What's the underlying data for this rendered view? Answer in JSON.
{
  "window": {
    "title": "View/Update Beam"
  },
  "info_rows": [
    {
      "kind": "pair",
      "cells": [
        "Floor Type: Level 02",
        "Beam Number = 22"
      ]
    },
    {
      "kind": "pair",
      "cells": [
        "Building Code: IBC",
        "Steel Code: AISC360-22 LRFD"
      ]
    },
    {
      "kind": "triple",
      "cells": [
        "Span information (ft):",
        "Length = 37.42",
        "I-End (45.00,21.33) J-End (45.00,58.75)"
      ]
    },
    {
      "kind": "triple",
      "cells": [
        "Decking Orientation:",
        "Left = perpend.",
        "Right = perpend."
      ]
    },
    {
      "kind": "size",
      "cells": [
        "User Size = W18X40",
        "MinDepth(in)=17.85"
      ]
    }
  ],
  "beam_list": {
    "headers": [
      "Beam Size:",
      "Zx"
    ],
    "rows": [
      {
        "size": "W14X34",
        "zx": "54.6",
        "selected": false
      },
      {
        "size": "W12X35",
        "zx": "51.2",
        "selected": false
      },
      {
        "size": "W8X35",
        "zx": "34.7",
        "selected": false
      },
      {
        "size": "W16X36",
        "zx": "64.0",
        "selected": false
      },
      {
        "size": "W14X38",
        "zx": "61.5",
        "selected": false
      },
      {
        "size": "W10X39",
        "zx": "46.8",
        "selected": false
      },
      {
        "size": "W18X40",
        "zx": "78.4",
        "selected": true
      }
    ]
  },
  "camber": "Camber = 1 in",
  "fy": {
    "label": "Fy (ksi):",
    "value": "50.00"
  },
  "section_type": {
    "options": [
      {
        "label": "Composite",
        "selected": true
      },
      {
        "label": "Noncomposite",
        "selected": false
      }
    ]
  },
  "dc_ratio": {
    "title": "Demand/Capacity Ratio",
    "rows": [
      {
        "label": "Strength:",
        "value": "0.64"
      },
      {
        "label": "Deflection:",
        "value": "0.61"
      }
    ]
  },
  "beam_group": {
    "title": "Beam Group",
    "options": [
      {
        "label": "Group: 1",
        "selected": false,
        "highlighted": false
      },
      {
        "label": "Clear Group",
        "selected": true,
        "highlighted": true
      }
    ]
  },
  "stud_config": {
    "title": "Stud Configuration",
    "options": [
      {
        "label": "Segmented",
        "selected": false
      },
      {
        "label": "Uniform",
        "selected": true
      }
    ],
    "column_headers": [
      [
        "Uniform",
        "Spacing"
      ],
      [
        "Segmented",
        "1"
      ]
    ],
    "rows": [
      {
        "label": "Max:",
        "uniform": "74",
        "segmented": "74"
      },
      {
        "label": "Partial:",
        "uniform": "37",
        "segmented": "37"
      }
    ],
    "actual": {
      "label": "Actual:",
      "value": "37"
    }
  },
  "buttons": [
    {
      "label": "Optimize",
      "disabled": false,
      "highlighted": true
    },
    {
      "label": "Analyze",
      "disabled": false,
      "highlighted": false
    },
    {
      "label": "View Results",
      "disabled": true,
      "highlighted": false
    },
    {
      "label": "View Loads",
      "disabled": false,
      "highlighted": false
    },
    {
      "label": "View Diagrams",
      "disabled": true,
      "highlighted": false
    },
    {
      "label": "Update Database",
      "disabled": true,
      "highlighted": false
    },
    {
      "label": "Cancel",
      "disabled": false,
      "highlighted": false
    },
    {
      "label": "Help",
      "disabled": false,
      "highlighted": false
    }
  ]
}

★ ★ ★

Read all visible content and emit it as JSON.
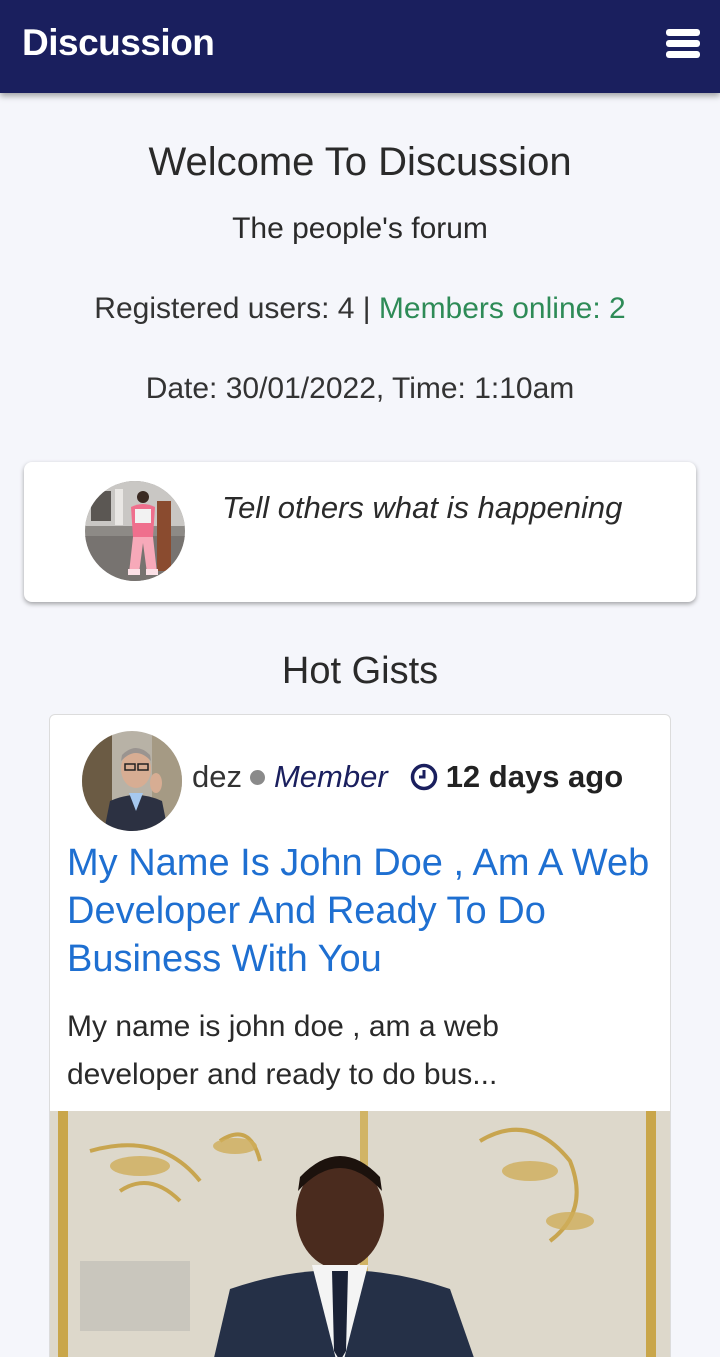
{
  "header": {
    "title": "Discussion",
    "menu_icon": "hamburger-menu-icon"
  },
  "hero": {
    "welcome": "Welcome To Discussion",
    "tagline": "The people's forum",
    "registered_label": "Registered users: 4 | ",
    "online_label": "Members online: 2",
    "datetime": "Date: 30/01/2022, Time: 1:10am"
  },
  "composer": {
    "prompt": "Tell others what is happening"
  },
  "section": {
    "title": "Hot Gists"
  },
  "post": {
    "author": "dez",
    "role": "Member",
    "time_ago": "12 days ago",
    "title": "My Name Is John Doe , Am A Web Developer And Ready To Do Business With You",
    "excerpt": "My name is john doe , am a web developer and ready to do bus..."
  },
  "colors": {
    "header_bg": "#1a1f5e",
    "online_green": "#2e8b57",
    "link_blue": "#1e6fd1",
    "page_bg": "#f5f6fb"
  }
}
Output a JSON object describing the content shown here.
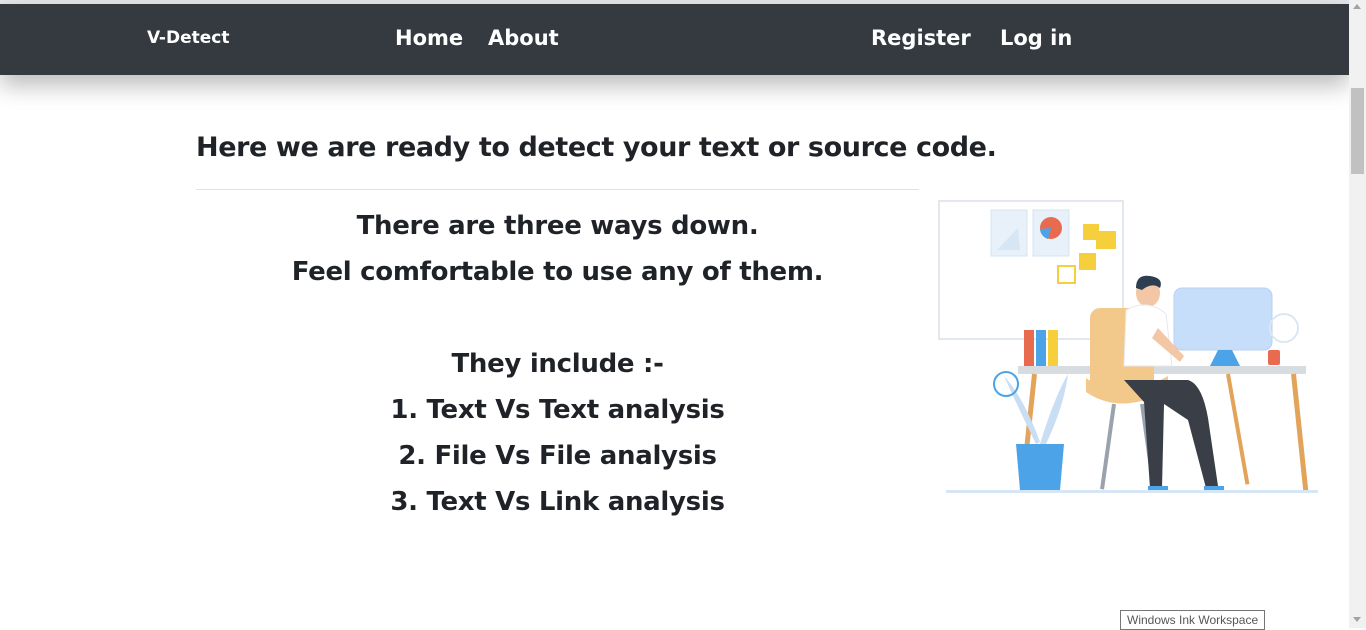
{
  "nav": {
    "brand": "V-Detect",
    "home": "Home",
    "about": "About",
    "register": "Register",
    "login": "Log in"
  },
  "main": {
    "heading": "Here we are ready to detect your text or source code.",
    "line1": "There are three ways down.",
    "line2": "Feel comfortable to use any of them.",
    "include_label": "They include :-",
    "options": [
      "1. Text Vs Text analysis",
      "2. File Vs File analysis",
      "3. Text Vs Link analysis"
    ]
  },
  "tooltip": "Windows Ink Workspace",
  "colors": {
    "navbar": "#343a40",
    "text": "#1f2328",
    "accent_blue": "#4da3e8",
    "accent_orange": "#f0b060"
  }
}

★ ★ ★

#### Given instruction
Scan the material above for the word "JSON". Copy each line where it occurs.

#### Right answer
What's the underlying data for this rendered view? Answer in JSON.
Read all visible content and emit it as JSON.
Output a JSON object describing the content shown here.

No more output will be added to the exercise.